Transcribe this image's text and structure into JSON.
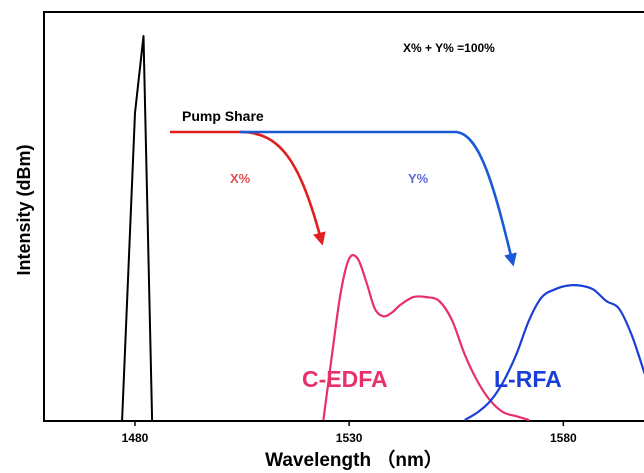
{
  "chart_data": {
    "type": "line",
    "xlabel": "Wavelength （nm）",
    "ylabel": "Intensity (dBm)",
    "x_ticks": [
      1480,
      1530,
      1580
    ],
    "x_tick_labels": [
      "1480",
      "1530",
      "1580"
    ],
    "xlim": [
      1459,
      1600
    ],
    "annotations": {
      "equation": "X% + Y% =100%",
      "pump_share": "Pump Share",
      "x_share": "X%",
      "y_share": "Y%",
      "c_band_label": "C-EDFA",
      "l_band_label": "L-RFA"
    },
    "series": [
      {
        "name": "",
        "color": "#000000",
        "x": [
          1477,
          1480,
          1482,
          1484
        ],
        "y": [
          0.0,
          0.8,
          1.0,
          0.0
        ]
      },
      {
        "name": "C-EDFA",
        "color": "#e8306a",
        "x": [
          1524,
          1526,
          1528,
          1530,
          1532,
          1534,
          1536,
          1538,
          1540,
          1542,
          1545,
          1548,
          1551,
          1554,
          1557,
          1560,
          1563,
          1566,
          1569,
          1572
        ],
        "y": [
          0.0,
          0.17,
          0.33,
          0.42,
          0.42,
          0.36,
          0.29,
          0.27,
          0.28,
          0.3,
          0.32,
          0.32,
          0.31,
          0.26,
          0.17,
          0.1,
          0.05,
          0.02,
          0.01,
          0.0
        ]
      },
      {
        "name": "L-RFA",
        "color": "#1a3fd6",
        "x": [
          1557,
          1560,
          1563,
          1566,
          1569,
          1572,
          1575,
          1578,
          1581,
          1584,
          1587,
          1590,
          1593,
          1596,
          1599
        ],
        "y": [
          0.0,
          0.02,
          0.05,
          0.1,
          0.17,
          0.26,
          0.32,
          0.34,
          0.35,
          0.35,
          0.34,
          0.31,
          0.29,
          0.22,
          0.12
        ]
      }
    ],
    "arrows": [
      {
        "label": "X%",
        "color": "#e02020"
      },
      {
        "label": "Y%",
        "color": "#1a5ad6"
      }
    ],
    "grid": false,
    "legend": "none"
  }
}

════

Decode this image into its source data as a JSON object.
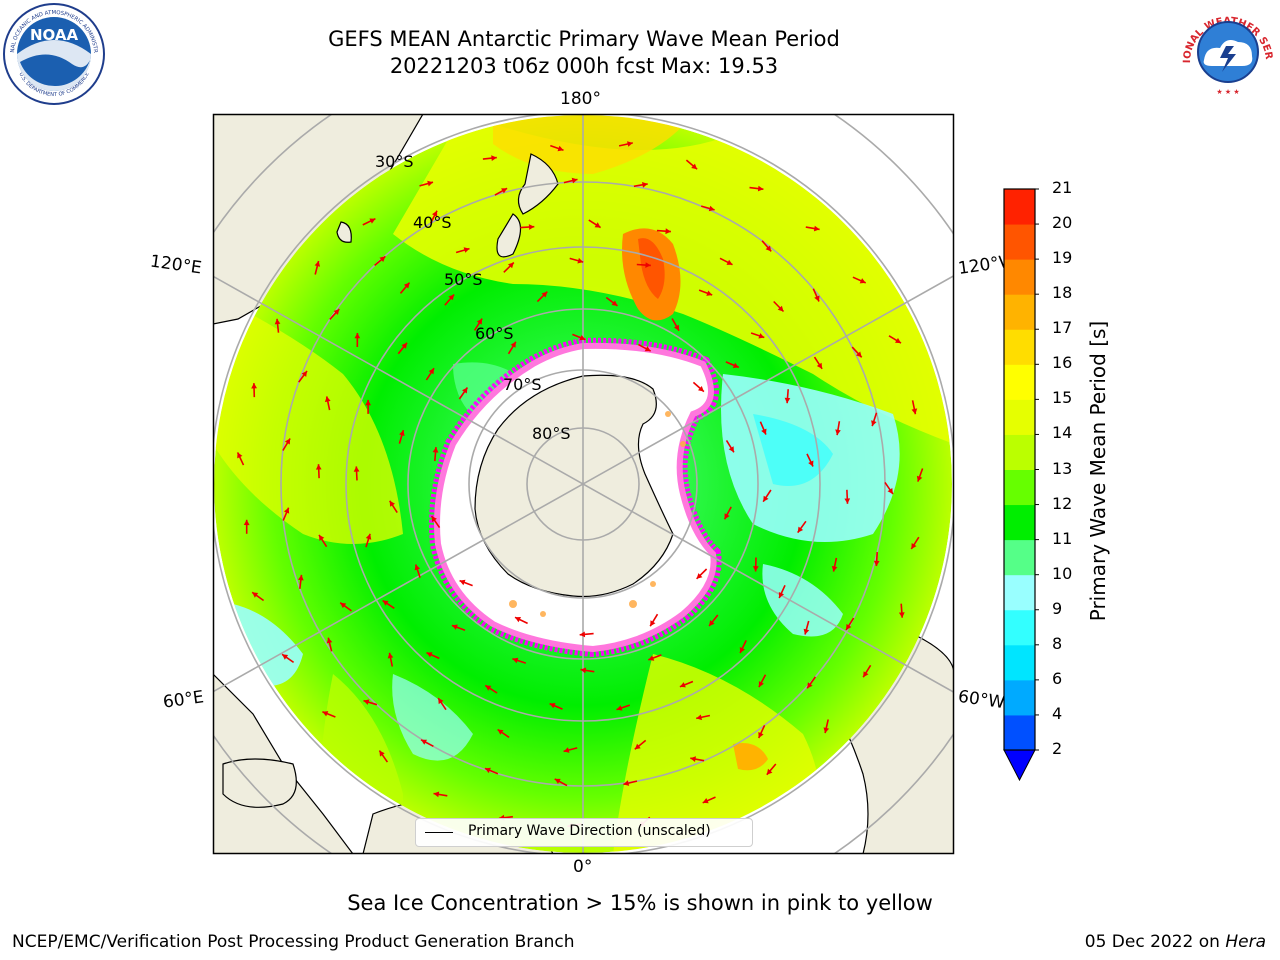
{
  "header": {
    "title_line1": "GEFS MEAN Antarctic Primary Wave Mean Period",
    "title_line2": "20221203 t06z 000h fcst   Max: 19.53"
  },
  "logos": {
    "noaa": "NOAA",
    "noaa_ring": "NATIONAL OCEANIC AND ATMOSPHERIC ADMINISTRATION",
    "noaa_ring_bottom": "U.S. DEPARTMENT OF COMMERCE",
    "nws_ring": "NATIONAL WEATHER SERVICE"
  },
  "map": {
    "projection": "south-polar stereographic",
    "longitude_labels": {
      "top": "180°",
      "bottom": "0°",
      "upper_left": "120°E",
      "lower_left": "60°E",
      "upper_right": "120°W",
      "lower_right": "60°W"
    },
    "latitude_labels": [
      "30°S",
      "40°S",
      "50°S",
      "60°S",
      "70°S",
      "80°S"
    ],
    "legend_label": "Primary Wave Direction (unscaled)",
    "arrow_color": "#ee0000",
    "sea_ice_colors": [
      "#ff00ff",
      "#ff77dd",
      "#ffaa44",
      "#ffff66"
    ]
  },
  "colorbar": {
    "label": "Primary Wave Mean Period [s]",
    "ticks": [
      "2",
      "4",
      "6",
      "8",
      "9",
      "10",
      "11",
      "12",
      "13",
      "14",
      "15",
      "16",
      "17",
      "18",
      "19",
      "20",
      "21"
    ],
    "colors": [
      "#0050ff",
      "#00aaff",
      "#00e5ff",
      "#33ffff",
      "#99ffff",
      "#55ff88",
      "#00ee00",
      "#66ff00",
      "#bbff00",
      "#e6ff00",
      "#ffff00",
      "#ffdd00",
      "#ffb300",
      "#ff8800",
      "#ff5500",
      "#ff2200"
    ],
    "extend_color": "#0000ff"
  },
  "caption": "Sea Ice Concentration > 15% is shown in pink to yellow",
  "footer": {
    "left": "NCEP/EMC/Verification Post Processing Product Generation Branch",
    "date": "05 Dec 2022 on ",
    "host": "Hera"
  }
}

════

Your instructions
Tally the lines of the preceding listing in which the word "into" appears; state nothing but the total.

Solution to this task
2